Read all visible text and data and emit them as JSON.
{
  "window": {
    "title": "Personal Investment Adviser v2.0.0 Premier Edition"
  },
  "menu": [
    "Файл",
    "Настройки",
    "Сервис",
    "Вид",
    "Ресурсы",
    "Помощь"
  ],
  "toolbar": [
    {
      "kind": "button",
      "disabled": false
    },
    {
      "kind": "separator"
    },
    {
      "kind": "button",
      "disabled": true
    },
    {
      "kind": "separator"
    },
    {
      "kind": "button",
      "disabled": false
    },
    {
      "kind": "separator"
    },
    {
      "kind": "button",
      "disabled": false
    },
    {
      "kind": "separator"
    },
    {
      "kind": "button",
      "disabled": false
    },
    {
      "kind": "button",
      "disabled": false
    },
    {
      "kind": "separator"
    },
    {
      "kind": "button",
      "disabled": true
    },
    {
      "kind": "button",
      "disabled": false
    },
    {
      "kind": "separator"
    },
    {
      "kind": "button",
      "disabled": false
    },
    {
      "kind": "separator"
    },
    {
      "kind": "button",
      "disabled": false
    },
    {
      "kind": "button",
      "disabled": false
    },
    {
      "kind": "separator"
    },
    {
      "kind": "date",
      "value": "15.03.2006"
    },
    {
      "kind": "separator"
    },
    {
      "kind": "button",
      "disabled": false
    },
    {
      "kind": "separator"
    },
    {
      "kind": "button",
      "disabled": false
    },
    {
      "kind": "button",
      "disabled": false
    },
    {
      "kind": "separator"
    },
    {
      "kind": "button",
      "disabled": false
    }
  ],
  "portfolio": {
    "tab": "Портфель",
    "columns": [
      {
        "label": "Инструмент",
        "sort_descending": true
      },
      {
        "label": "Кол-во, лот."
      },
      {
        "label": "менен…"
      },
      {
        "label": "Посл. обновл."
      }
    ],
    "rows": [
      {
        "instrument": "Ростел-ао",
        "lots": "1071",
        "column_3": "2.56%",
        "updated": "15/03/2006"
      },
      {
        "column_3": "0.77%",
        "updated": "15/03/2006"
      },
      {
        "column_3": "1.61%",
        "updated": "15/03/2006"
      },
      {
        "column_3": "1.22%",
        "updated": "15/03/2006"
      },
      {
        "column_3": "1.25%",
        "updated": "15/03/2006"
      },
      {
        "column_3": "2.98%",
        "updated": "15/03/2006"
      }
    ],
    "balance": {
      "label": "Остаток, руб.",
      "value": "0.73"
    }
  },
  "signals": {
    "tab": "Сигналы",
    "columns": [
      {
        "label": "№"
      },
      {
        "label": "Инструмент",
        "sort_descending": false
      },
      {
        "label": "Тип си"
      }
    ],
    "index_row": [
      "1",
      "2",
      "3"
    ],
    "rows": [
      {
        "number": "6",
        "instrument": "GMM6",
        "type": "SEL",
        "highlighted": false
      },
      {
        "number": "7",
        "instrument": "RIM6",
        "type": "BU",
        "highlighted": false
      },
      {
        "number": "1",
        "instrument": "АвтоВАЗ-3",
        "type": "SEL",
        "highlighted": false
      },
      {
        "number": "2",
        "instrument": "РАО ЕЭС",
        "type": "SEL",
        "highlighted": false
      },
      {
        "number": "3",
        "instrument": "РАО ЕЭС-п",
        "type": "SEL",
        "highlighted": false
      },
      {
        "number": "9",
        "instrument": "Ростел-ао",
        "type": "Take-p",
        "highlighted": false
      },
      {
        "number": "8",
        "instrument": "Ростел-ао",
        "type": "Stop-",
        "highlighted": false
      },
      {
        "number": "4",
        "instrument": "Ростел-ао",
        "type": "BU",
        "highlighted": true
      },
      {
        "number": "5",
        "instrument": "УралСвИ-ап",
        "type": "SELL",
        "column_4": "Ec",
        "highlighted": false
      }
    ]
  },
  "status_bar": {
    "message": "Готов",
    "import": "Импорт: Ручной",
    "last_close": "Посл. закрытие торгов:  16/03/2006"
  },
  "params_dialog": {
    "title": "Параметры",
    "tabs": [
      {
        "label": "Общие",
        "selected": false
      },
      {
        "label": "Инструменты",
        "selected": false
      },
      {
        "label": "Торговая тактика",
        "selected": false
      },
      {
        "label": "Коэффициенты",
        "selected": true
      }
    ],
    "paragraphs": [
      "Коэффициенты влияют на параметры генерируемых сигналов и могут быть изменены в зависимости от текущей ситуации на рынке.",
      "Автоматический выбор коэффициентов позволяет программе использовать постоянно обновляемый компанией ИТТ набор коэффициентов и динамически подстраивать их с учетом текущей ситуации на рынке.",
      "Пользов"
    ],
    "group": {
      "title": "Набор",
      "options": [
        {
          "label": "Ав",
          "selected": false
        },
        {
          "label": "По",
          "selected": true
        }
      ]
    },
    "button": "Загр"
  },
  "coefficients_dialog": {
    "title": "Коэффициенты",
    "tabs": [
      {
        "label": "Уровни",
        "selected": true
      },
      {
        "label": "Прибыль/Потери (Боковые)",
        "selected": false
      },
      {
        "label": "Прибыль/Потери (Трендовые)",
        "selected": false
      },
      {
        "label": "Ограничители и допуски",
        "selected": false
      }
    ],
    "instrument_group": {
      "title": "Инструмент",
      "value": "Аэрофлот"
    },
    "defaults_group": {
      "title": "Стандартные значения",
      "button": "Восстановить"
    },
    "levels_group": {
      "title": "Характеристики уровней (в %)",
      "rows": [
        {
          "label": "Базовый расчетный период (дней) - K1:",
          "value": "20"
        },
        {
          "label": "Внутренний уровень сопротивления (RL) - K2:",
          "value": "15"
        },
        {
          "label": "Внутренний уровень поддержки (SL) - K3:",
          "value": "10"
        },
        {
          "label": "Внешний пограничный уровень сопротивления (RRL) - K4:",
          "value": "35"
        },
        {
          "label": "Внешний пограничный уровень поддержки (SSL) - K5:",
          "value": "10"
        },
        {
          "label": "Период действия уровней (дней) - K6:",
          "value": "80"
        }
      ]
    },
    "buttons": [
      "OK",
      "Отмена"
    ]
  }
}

**Required work**
Show all lines from the data above in which the word "сопротивления" appears.

**Reply**
          "label": "Внутренний уровень сопротивления (RL) - K2:",
          "label": "Внешний пограничный уровень сопротивления (RRL) - K4:",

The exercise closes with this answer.